/---
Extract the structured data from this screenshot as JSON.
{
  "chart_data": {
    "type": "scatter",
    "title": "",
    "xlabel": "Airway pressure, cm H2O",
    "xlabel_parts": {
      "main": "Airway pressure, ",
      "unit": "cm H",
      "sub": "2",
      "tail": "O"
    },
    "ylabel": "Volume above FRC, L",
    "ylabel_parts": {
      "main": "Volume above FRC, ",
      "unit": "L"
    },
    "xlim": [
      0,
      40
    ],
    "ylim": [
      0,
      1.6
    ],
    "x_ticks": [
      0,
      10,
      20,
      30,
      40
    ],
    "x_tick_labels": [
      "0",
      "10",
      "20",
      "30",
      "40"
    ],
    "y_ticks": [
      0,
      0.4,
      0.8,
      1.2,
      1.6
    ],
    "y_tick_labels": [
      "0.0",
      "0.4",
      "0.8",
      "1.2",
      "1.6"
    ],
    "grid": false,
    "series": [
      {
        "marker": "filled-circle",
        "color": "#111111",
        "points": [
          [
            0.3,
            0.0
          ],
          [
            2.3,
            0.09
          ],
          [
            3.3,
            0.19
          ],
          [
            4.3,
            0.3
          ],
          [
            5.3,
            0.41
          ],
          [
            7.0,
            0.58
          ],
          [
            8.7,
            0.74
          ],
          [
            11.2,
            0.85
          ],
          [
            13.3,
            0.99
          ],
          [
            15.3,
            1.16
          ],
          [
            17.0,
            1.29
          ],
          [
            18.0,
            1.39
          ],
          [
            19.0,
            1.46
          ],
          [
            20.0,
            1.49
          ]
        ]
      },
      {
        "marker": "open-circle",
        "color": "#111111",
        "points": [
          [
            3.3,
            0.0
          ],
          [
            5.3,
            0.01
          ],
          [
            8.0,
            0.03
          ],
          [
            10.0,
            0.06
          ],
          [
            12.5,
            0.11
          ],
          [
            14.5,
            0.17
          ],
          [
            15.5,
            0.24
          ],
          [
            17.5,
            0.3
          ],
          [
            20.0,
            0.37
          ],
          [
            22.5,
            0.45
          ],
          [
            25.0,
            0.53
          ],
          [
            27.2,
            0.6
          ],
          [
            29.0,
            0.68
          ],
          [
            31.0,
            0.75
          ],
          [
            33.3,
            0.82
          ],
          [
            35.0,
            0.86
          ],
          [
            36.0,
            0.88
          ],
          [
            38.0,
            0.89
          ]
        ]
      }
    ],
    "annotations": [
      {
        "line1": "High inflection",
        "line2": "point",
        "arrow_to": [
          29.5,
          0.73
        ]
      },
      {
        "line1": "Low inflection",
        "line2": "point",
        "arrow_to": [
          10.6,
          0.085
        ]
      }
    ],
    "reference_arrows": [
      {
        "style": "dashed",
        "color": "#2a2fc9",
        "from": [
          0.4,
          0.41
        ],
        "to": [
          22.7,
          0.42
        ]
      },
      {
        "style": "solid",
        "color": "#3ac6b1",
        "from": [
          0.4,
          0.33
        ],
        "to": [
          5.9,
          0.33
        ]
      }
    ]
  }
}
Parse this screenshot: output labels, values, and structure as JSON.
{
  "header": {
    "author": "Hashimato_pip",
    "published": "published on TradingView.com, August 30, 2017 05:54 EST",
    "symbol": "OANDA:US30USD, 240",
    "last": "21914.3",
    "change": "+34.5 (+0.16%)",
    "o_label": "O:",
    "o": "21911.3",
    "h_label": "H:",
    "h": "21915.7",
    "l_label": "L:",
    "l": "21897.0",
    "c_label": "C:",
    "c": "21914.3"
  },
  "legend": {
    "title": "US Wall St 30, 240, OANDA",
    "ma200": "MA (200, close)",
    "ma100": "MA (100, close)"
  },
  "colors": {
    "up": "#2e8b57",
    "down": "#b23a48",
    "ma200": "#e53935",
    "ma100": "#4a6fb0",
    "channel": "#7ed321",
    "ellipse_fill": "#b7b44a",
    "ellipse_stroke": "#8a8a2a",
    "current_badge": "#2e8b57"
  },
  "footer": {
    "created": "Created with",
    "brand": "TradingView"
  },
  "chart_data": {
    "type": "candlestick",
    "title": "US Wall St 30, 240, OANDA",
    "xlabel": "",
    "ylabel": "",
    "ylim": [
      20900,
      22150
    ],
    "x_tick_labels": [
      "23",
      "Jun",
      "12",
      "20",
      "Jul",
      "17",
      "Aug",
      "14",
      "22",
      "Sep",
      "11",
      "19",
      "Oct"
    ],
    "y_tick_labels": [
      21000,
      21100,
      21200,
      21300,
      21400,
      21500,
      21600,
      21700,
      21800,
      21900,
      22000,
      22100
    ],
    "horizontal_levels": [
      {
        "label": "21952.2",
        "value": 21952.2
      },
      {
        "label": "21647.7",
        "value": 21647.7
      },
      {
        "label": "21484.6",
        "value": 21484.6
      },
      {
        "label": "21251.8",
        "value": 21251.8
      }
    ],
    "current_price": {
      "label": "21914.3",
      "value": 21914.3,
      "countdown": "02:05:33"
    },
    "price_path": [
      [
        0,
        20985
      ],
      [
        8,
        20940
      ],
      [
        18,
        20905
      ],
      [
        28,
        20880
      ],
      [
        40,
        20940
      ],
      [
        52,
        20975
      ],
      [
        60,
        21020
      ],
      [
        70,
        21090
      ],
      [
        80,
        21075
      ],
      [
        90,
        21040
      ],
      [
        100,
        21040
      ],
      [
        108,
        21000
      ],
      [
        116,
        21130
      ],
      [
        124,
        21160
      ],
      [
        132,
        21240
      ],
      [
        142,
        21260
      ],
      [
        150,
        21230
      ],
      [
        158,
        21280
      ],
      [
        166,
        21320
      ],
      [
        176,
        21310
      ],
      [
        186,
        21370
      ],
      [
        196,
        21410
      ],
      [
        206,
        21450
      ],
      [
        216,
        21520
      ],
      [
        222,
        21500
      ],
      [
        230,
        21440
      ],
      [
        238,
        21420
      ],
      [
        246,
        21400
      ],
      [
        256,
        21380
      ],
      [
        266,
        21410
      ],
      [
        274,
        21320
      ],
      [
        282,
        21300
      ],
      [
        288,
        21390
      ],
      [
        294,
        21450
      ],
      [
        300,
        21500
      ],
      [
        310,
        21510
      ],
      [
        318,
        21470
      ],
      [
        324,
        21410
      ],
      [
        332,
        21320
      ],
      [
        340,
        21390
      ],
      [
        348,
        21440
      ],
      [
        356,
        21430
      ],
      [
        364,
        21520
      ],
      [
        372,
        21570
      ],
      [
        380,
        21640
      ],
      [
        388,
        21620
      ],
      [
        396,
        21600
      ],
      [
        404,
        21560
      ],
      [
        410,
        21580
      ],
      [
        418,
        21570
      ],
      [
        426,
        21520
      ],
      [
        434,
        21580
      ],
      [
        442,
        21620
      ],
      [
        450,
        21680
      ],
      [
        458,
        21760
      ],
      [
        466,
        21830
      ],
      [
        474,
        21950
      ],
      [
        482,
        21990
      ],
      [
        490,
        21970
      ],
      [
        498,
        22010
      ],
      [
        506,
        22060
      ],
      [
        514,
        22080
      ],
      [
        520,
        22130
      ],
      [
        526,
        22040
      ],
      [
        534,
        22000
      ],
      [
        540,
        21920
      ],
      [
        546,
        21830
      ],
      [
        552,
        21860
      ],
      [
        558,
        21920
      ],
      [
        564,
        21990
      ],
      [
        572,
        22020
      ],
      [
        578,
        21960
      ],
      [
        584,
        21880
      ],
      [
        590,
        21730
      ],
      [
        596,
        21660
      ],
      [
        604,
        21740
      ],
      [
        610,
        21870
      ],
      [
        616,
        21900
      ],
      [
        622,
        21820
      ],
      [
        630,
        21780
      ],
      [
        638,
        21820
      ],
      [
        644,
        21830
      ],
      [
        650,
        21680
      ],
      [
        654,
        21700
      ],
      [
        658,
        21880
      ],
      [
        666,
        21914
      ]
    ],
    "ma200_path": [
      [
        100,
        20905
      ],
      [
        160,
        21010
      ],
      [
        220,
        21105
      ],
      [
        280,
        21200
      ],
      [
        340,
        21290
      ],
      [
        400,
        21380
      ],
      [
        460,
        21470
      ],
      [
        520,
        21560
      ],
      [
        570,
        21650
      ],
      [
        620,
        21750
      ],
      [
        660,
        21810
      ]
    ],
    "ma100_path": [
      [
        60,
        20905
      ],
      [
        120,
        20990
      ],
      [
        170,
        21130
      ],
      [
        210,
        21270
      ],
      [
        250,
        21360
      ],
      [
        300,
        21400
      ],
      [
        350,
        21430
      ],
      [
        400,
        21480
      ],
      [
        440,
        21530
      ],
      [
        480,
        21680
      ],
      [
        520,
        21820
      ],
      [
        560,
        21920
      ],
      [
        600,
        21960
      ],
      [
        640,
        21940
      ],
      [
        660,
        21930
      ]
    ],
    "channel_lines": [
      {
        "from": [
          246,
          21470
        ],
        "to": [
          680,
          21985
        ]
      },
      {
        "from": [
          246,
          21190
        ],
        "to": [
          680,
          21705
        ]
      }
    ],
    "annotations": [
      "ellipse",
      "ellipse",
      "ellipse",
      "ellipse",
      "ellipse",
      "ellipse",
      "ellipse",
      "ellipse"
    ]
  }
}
\---
- **Goal**
Make a tally of the lines in this data that include the string "screenshot", and answer with that tally alone.

- **Response for this exercise**
2